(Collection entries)
** Begin **

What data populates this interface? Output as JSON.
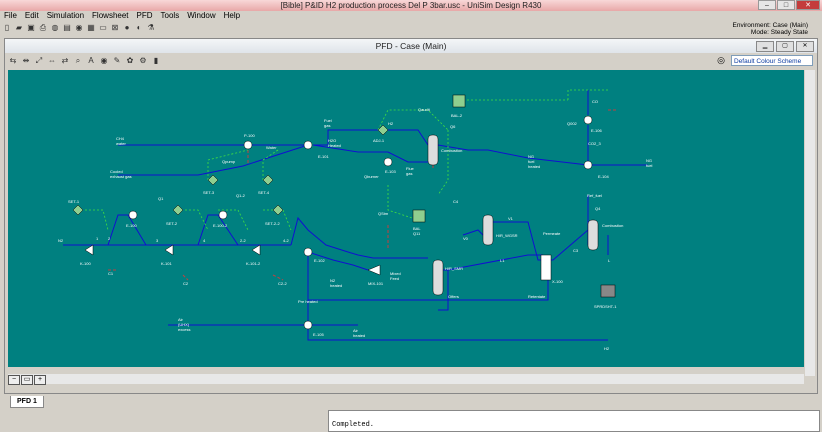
{
  "app": {
    "title": "[Bible] P&ID H2 production process Del P 3bar.usc - UniSim Design R430",
    "window_buttons": [
      "–",
      "□",
      "✕"
    ]
  },
  "menu": [
    "File",
    "Edit",
    "Simulation",
    "Flowsheet",
    "PFD",
    "Tools",
    "Window",
    "Help"
  ],
  "environment": {
    "line1": "Environment: Case (Main)",
    "line2": "Mode: Steady State"
  },
  "pfd": {
    "title": "PFD - Case (Main)",
    "colour_scheme": "Default Colour Scheme",
    "tab": "PFD 1"
  },
  "trace": {
    "message": "Completed."
  },
  "colors": {
    "canvas": "#008080",
    "stream": "#1010d0",
    "energy": "#c04040",
    "logic": "#40e040"
  },
  "diagram": {
    "labels": [
      {
        "id": "set1",
        "text": "SET-1"
      },
      {
        "id": "k100",
        "text": "K-100"
      },
      {
        "id": "n2",
        "text": "N2"
      },
      {
        "id": "s1",
        "text": "1"
      },
      {
        "id": "s2",
        "text": "2"
      },
      {
        "id": "c1",
        "text": "C1"
      },
      {
        "id": "e100",
        "text": "E-100"
      },
      {
        "id": "q1",
        "text": "Q1"
      },
      {
        "id": "s3",
        "text": "3"
      },
      {
        "id": "set2",
        "text": "SET-2"
      },
      {
        "id": "k101",
        "text": "K-101"
      },
      {
        "id": "s4",
        "text": "4"
      },
      {
        "id": "c2",
        "text": "C2"
      },
      {
        "id": "e1002",
        "text": "E-100-2"
      },
      {
        "id": "set3",
        "text": "SET-3"
      },
      {
        "id": "q12",
        "text": "Q1-2"
      },
      {
        "id": "s22",
        "text": "2-2"
      },
      {
        "id": "k1012",
        "text": "K-101-2"
      },
      {
        "id": "c22",
        "text": "C2-2"
      },
      {
        "id": "set4",
        "text": "SET-4"
      },
      {
        "id": "set22",
        "text": "SET-2-2"
      },
      {
        "id": "s42",
        "text": "4-2"
      },
      {
        "id": "ch4",
        "text": "CH4"
      },
      {
        "id": "water",
        "text": "water"
      },
      {
        "id": "p100",
        "text": "P-100"
      },
      {
        "id": "qpump",
        "text": "Qpump"
      },
      {
        "id": "waterstr",
        "text": "Water"
      },
      {
        "id": "cooled",
        "text": "Cooled"
      },
      {
        "id": "exhaust",
        "text": "exhaust gas"
      },
      {
        "id": "e101",
        "text": "E-101"
      },
      {
        "id": "fuel",
        "text": "Fuel"
      },
      {
        "id": "gas",
        "text": "gas"
      },
      {
        "id": "adj1",
        "text": "ADJ-1"
      },
      {
        "id": "h2o",
        "text": "H2O"
      },
      {
        "id": "heated",
        "text": "Heated"
      },
      {
        "id": "qburner",
        "text": "Qburner"
      },
      {
        "id": "e103",
        "text": "E-103"
      },
      {
        "id": "fluegas",
        "text": "Flue"
      },
      {
        "id": "fluegas2",
        "text": "gas"
      },
      {
        "id": "qaudit",
        "text": "Qaudit"
      },
      {
        "id": "bal2",
        "text": "BAL-2"
      },
      {
        "id": "q6",
        "text": "Q6"
      },
      {
        "id": "combustion",
        "text": "Combustion"
      },
      {
        "id": "h2comb",
        "text": "H2"
      },
      {
        "id": "qstm",
        "text": "QStm"
      },
      {
        "id": "bal",
        "text": "BAL"
      },
      {
        "id": "q11",
        "text": "Q11"
      },
      {
        "id": "c4",
        "text": "C4"
      },
      {
        "id": "co",
        "text": "CO"
      },
      {
        "id": "qco2",
        "text": "Q002"
      },
      {
        "id": "e106",
        "text": "E-106"
      },
      {
        "id": "co2",
        "text": "CO2_3"
      },
      {
        "id": "ngfuel",
        "text": "NG"
      },
      {
        "id": "ngfuel2",
        "text": "fuel"
      },
      {
        "id": "ngfuel3",
        "text": "heated"
      },
      {
        "id": "e104",
        "text": "E-104"
      },
      {
        "id": "ng",
        "text": "NG"
      },
      {
        "id": "fuelout",
        "text": "fuel"
      },
      {
        "id": "ratfuel",
        "text": "Ref_fuel"
      },
      {
        "id": "q4",
        "text": "Q4"
      },
      {
        "id": "combustion2",
        "text": "Combustion"
      },
      {
        "id": "c3",
        "text": "C3"
      },
      {
        "id": "l",
        "text": "L"
      },
      {
        "id": "v0",
        "text": "V0"
      },
      {
        "id": "wgsr",
        "text": "H/R_WGSR"
      },
      {
        "id": "v1",
        "text": "V1"
      },
      {
        "id": "l1",
        "text": "L1"
      },
      {
        "id": "permeate",
        "text": "Permeate"
      },
      {
        "id": "x100",
        "text": "X-100"
      },
      {
        "id": "retentate",
        "text": "Retentate"
      },
      {
        "id": "smr",
        "text": "H/R_SMR"
      },
      {
        "id": "offers",
        "text": "Offers"
      },
      {
        "id": "mixed",
        "text": "Mixed"
      },
      {
        "id": "feed",
        "text": "Feed"
      },
      {
        "id": "mix101",
        "text": "MIX-101"
      },
      {
        "id": "e102",
        "text": "E-102"
      },
      {
        "id": "n2heated",
        "text": "N2"
      },
      {
        "id": "n2heated2",
        "text": "heated"
      },
      {
        "id": "preheated",
        "text": "Pre heated"
      },
      {
        "id": "spread",
        "text": "SPRDSHT-1"
      },
      {
        "id": "air",
        "text": "Air"
      },
      {
        "id": "air2",
        "text": "(UHX)"
      },
      {
        "id": "air3",
        "text": "excess"
      },
      {
        "id": "e105",
        "text": "E-105"
      },
      {
        "id": "airheated",
        "text": "Air"
      },
      {
        "id": "airheated2",
        "text": "heated"
      },
      {
        "id": "h2out",
        "text": "H2"
      }
    ]
  }
}
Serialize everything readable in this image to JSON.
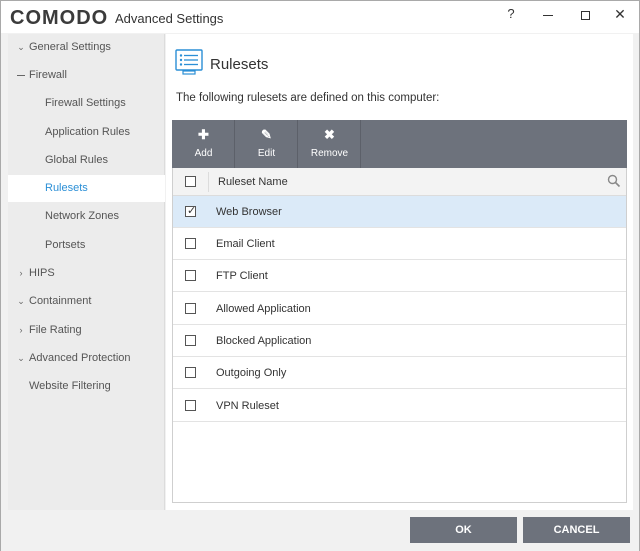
{
  "window": {
    "logo": "COMODO",
    "title": "Advanced Settings",
    "help_label": "?",
    "close_label": "✕"
  },
  "sidebar": {
    "items": [
      {
        "label": "General Settings",
        "chevron": "chevron-down"
      },
      {
        "label": "Firewall",
        "chevron": "collapse-dash"
      },
      {
        "label": "Firewall Settings"
      },
      {
        "label": "Application Rules"
      },
      {
        "label": "Global Rules"
      },
      {
        "label": "Rulesets"
      },
      {
        "label": "Network Zones"
      },
      {
        "label": "Portsets"
      },
      {
        "label": "HIPS",
        "chevron": "chevron-right"
      },
      {
        "label": "Containment",
        "chevron": "chevron-down"
      },
      {
        "label": "File Rating",
        "chevron": "chevron-right"
      },
      {
        "label": "Advanced Protection",
        "chevron": "chevron-down"
      },
      {
        "label": "Website Filtering"
      }
    ],
    "active": "Rulesets"
  },
  "main": {
    "title": "Rulesets",
    "intro": "The following rulesets are defined on this computer:",
    "toolbar": {
      "add_icon": "✚",
      "add_label": "Add",
      "edit_icon": "✎",
      "edit_label": "Edit",
      "remove_icon": "✖",
      "remove_label": "Remove"
    },
    "table": {
      "header": "Ruleset Name",
      "rows": [
        {
          "name": "Web Browser",
          "checked": true
        },
        {
          "name": "Email Client",
          "checked": false
        },
        {
          "name": "FTP Client",
          "checked": false
        },
        {
          "name": "Allowed Application",
          "checked": false
        },
        {
          "name": "Blocked Application",
          "checked": false
        },
        {
          "name": "Outgoing Only",
          "checked": false
        },
        {
          "name": "VPN Ruleset",
          "checked": false
        }
      ],
      "check_glyph": "✓"
    }
  },
  "footer": {
    "ok_label": "OK",
    "cancel_label": "CANCEL"
  },
  "colors": {
    "accent": "#2b8fd6",
    "toolbar": "#6d727c",
    "selected_row": "#dbeaf8"
  }
}
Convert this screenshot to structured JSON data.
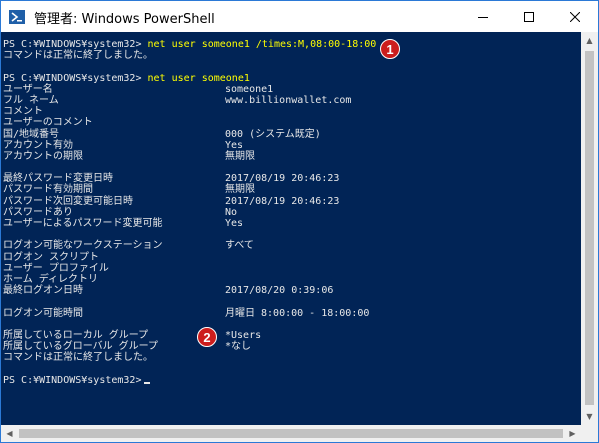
{
  "window": {
    "title": "管理者: Windows PowerShell",
    "controls": {
      "minimize": "─",
      "maximize": "☐",
      "close": "✕"
    },
    "icon": "powershell-icon"
  },
  "console": {
    "prompt": "PS C:¥WINDOWS¥system32>",
    "cmd1": "net user someone1 /times:M,08:00-18:00",
    "success1": "コマンドは正常に終了しました。",
    "cmd2": "net user someone1",
    "fields": [
      {
        "label": "ユーザー名",
        "value": "someone1"
      },
      {
        "label": "フル ネーム",
        "value": "www.billionwallet.com"
      },
      {
        "label": "コメント",
        "value": ""
      },
      {
        "label": "ユーザーのコメント",
        "value": ""
      },
      {
        "label": "国/地域番号",
        "value": "000 (システム既定)"
      },
      {
        "label": "アカウント有効",
        "value": "Yes"
      },
      {
        "label": "アカウントの期限",
        "value": "無期限"
      },
      {
        "label": "最終パスワード変更日時",
        "value": "2017/08/19 20:46:23"
      },
      {
        "label": "パスワード有効期間",
        "value": "無期限"
      },
      {
        "label": "パスワード次回変更可能日時",
        "value": "2017/08/19 20:46:23"
      },
      {
        "label": "パスワードあり",
        "value": "No"
      },
      {
        "label": "ユーザーによるパスワード変更可能",
        "value": "Yes"
      },
      {
        "label": "ログオン可能なワークステーション",
        "value": "すべて"
      },
      {
        "label": "ログオン スクリプト",
        "value": ""
      },
      {
        "label": "ユーザー プロファイル",
        "value": ""
      },
      {
        "label": "ホーム ディレクトリ",
        "value": ""
      },
      {
        "label": "最終ログオン日時",
        "value": "2017/08/20 0:39:06"
      },
      {
        "label": "ログオン可能時間",
        "value": "月曜日 8:00:00 - 18:00:00"
      },
      {
        "label": "所属しているローカル グループ",
        "value": "*Users"
      },
      {
        "label": "所属しているグローバル グループ",
        "value": "*なし"
      }
    ],
    "success2": "コマンドは正常に終了しました。"
  },
  "markers": [
    "1",
    "2"
  ],
  "colors": {
    "console_bg": "#012456",
    "command": "#ffff00",
    "text": "#e8e8e8",
    "marker": "#cc1d1d"
  }
}
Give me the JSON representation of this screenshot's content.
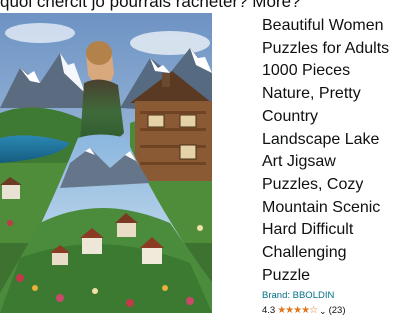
{
  "header_fragment": "quoi chercit jo pourrais racheter? More?",
  "product": {
    "title": "Beautiful Women Puzzles for Adults 1000 Pieces Nature, Pretty Country Landscape Lake Art Jigsaw Puzzles, Cozy Mountain Scenic Hard Difficult Challenging Puzzle",
    "brand": "Brand: BBOLDIN",
    "rating_value": "4.3",
    "rating_stars": "★★★★☆",
    "review_count": "(23)"
  },
  "colors": {
    "link": "#007185",
    "star": "#de7921",
    "text": "#0f1111"
  }
}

** End **

Copy every line of the entries above in which "Advanced" occurs.

    "title": "Advanced Settings",
        "label": "Advanced Protection",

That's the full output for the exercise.